AIM | Write out the records beneath this line exactly as they appear, minus any images.

TASK DATA |
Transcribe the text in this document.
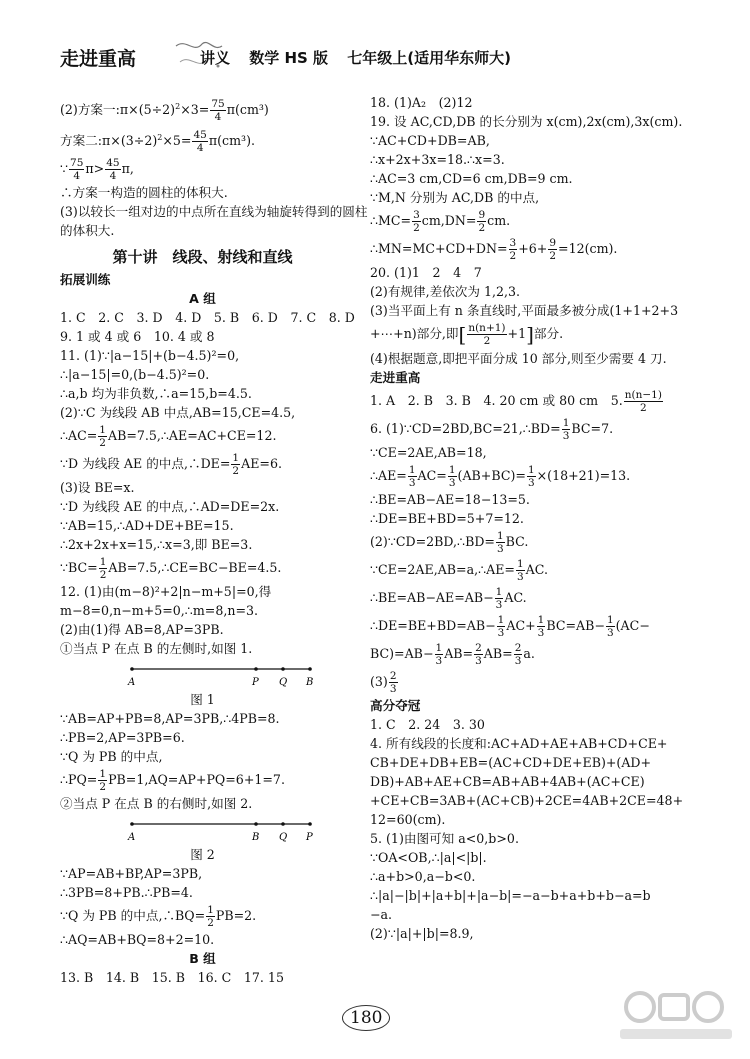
走进重高	讲义 数学 HS 版 七年级上(适用华东师大)
(2)方案一$:\pi\times(5\div 2)^2\times 3= \frac{75}{4} \pi(cm^3)$
方案二$:\pi\times(3\div 2)^2\times 5= \frac{45}{4} \pi(cm^3)$.
∵ $\frac{75}{4} \pi> \frac{45}{4} \pi$,
∴方案一构造的圆柱的体积大.
(3)以较长一组对边的中点所在直线为轴旋转得到的圆柱
的体积大.
第十讲　线段、射线和直线
拓展训练
A 组
1. C　2. C　3. D　4. D　5. B　6. D　7. C　8. D
9. 1 或 4 或 6　10. 4 或 8
11. (1)∵|a−15|+(b−4.5)²=0,
∴|a−15|=0,(b−4.5)²=0.
∴a,b 均为非负数,∴a=15,b=4.5.
(2)∵C 为线段 AB 中点,AB=15,CE=4.5,
∴AC= $\frac{1}{2}$ AB=7.5,∴AE=AC+CE=12.
∵D 为线段 AE 的中点,∴DE= $\frac{1}{2} AE=6$.
(3)设 BE=x.
∵D 为线段 AE 的中点,∴AD=DE=2x.
∵AB=15,∴AD+DE+BE=15.
∴2x+2x+x=15,∴x=3,即 BE=3.
∵BC= $\frac{1}{2}$ AB=7.5,∴CE=BC−BE=4.5.
12. (1)由(m−8)²+2|n−m+5|=0,得
m−8=0,n−m+5=0,∴m=8,n=3.
(2)由(1)得 AB=8,AP=3PB.
①当点 P 在点 B 的左侧时,如图 1.
A	P Q B
图 1
∵AB=AP+PB=8,AP=3PB,∴4PB=8.
∴PB=2,AP=3PB=6.
∵Q 为 PB 的中点,
∴PQ= $\frac{1}{2} PB=1,AQ=AP+PQ=6+1=7$.
②当点 P 在点 B 的右侧时,如图 2.
A	B Q P
图 2
∵AP=AB+BP,AP=3PB,
∴3PB=8+PB.∴PB=4.
∵Q 为 PB 的中点,∴BQ= $\frac{1}{2} PB=2$.
∴AQ=AB+BQ=8+2=10.
B 组
13. B　14. B　15. B　16. C　17. 15
18. (1)A₂　(2)12
19. 设 AC,CD,DB 的长分别为 x(cm),2x(cm),3x(cm).
∵AC+CD+DB=AB,
∴x+2x+3x=18.∴x=3.
∴AC=3 cm,CD=6 cm,DB=9 cm.
∵M,N 分别为 AC,DB 的中点,
∴MC= $\frac{3}{2} cm,DN= \frac{9}{2}$ cm.
∴MN=MC+CD+DN= $\frac{3}{2} +6+ \frac{9}{2} =12(cm)$.
20. (1)1　2　4　7
(2)有规律,差依次为 1,2,3.
(3)当平面上有 n 条直线时,平面最多被分成(1+1+2+3
+⋯+n)部分,即[ $\frac{n(n+1)}{2} +1$]部分.
(4)根据题意,即把平面分成 10 部分,则至少需要 4 刀.
走进重高
1. A　2. B　3. B　4. 20 cm 或 80 cm　5. $\frac{n(n-1)}{2}$
6. (1)∵CD=2BD,BC=21,∴BD= $\frac{1}{3} BC=7$.
∵CE=2AE,AB=18,
∴AE= $\frac{1}{3} AC= \frac{1}{3} (AB+BC)= \frac{1}{3} \times(18+21)=13$.
∴BE=AB−AE=18−13=5.
∴DE=BE+BD=5+7=12.
(2)∵CD=2BD,∴BD= $\frac{1}{3}$ BC.
∵CE=2AE,AB=a,∴AE= $\frac{1}{3}$ AC.
∴BE=AB−AE=AB− $\frac{1}{3}$ AC.
∴DE=BE+BD=AB− $\frac{1}{3} AC+ \frac{1}{3} BC=AB- \frac{1}{3} (AC-$
$BC)=AB- \frac{1}{3} AB= \frac{2}{3} AB= \frac{2}{3} a$.
$(3) \frac{2}{3}$
高分夺冠
1. C　2. 24　3. 30
4. 所有线段的长度和:AC+AD+AE+AB+CD+CE+
CB+DE+DB+EB=(AC+CD+DE+EB)+(AD+
DB)+AB+AE+CB=AB+AB+4AB+(AC+CE)
+CE+CB=3AB+(AC+CB)+2CE=4AB+2CE=48+
12=60(cm).
5. (1)由图可知 a<0,b>0.
∵OA<OB,∴|a|<|b|.
∴a+b>0,a−b<0.
∴|a|−|b|+|a+b|+|a−b|=−a−b+a+b+b−a=b
−a.
(2)∵|a|+|b|=8.9,
180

SOLUTION TO THIS TASK |
Transcribe the text in this document.
走进重高	讲义 数学 HS 版 七年级上(适用华东师大)
(2)方案一$:\pi\times(5\div 2)^2\times 3= \frac{75}{4} \pi(cm^3)$
方案二$:\pi\times(3\div 2)^2\times 5= \frac{45}{4} \pi(cm^3)$.
∵ $\frac{75}{4} \pi> \frac{45}{4} \pi$,
∴方案一构造的圆柱的体积大.
(3)以较长一组对边的中点所在直线为轴旋转得到的圆柱
的体积大.
第十讲　线段、射线和直线
拓展训练
A 组
1. C　2. C　3. D　4. D　5. B　6. D　7. C　8. D
9. 1 或 4 或 6　10. 4 或 8
11. (1)∵|a−15|+(b−4.5)²=0,
∴|a−15|=0,(b−4.5)²=0.
∴a,b 均为非负数,∴a=15,b=4.5.
(2)∵C 为线段 AB 中点,AB=15,CE=4.5,
∴AC= $\frac{1}{2}$ AB=7.5,∴AE=AC+CE=12.
∵D 为线段 AE 的中点,∴DE= $\frac{1}{2} AE=6$.
(3)设 BE=x.
∵D 为线段 AE 的中点,∴AD=DE=2x.
∵AB=15,∴AD+DE+BE=15.
∴2x+2x+x=15,∴x=3,即 BE=3.
∵BC= $\frac{1}{2}$ AB=7.5,∴CE=BC−BE=4.5.
12. (1)由(m−8)²+2|n−m+5|=0,得
m−8=0,n−m+5=0,∴m=8,n=3.
(2)由(1)得 AB=8,AP=3PB.
①当点 P 在点 B 的左侧时,如图 1.
A	P Q B
图 1
∵AB=AP+PB=8,AP=3PB,∴4PB=8.
∴PB=2,AP=3PB=6.
∵Q 为 PB 的中点,
∴PQ= $\frac{1}{2} PB=1,AQ=AP+PQ=6+1=7$.
②当点 P 在点 B 的右侧时,如图 2.
A	B Q P
图 2
∵AP=AB+BP,AP=3PB,
∴3PB=8+PB.∴PB=4.
∵Q 为 PB 的中点,∴BQ= $\frac{1}{2} PB=2$.
∴AQ=AB+BQ=8+2=10.
B 组
13. B　14. B　15. B　16. C　17. 15
18. (1)A₂　(2)12
19. 设 AC,CD,DB 的长分别为 x(cm),2x(cm),3x(cm).
∵AC+CD+DB=AB,
∴x+2x+3x=18.∴x=3.
∴AC=3 cm,CD=6 cm,DB=9 cm.
∵M,N 分别为 AC,DB 的中点,
∴MC= $\frac{3}{2} cm,DN= \frac{9}{2}$ cm.
∴MN=MC+CD+DN= $\frac{3}{2} +6+ \frac{9}{2} =12(cm)$.
20. (1)1　2　4　7
(2)有规律,差依次为 1,2,3.
(3)当平面上有 n 条直线时,平面最多被分成(1+1+2+3
+⋯+n)部分,即[ $\frac{n(n+1)}{2} +1$]部分.
(4)根据题意,即把平面分成 10 部分,则至少需要 4 刀.
走进重高
1. A　2. B　3. B　4. 20 cm 或 80 cm　5. $\frac{n(n-1)}{2}$
6. (1)∵CD=2BD,BC=21,∴BD= $\frac{1}{3} BC=7$.
∵CE=2AE,AB=18,
∴AE= $\frac{1}{3} AC= \frac{1}{3} (AB+BC)= \frac{1}{3} \times(18+21)=13$.
∴BE=AB−AE=18−13=5.
∴DE=BE+BD=5+7=12.
(2)∵CD=2BD,∴BD= $\frac{1}{3}$ BC.
∵CE=2AE,AB=a,∴AE= $\frac{1}{3}$ AC.
∴BE=AB−AE=AB− $\frac{1}{3}$ AC.
∴DE=BE+BD=AB− $\frac{1}{3} AC+ \frac{1}{3} BC=AB- \frac{1}{3} (AC-$
$BC)=AB- \frac{1}{3} AB= \frac{2}{3} AB= \frac{2}{3} a$.
$(3) \frac{2}{3}$
高分夺冠
1. C　2. 24　3. 30
4. 所有线段的长度和:AC+AD+AE+AB+CD+CE+
CB+DE+DB+EB=(AC+CD+DE+EB)+(AD+
DB)+AB+AE+CB=AB+AB+4AB+(AC+CE)
+CE+CB=3AB+(AC+CB)+2CE=4AB+2CE=48+
12=60(cm).
5. (1)由图可知 a<0,b>0.
∵OA<OB,∴|a|<|b|.
∴a+b>0,a−b<0.
∴|a|−|b|+|a+b|+|a−b|=−a−b+a+b+b−a=b
−a.
(2)∵|a|+|b|=8.9,
180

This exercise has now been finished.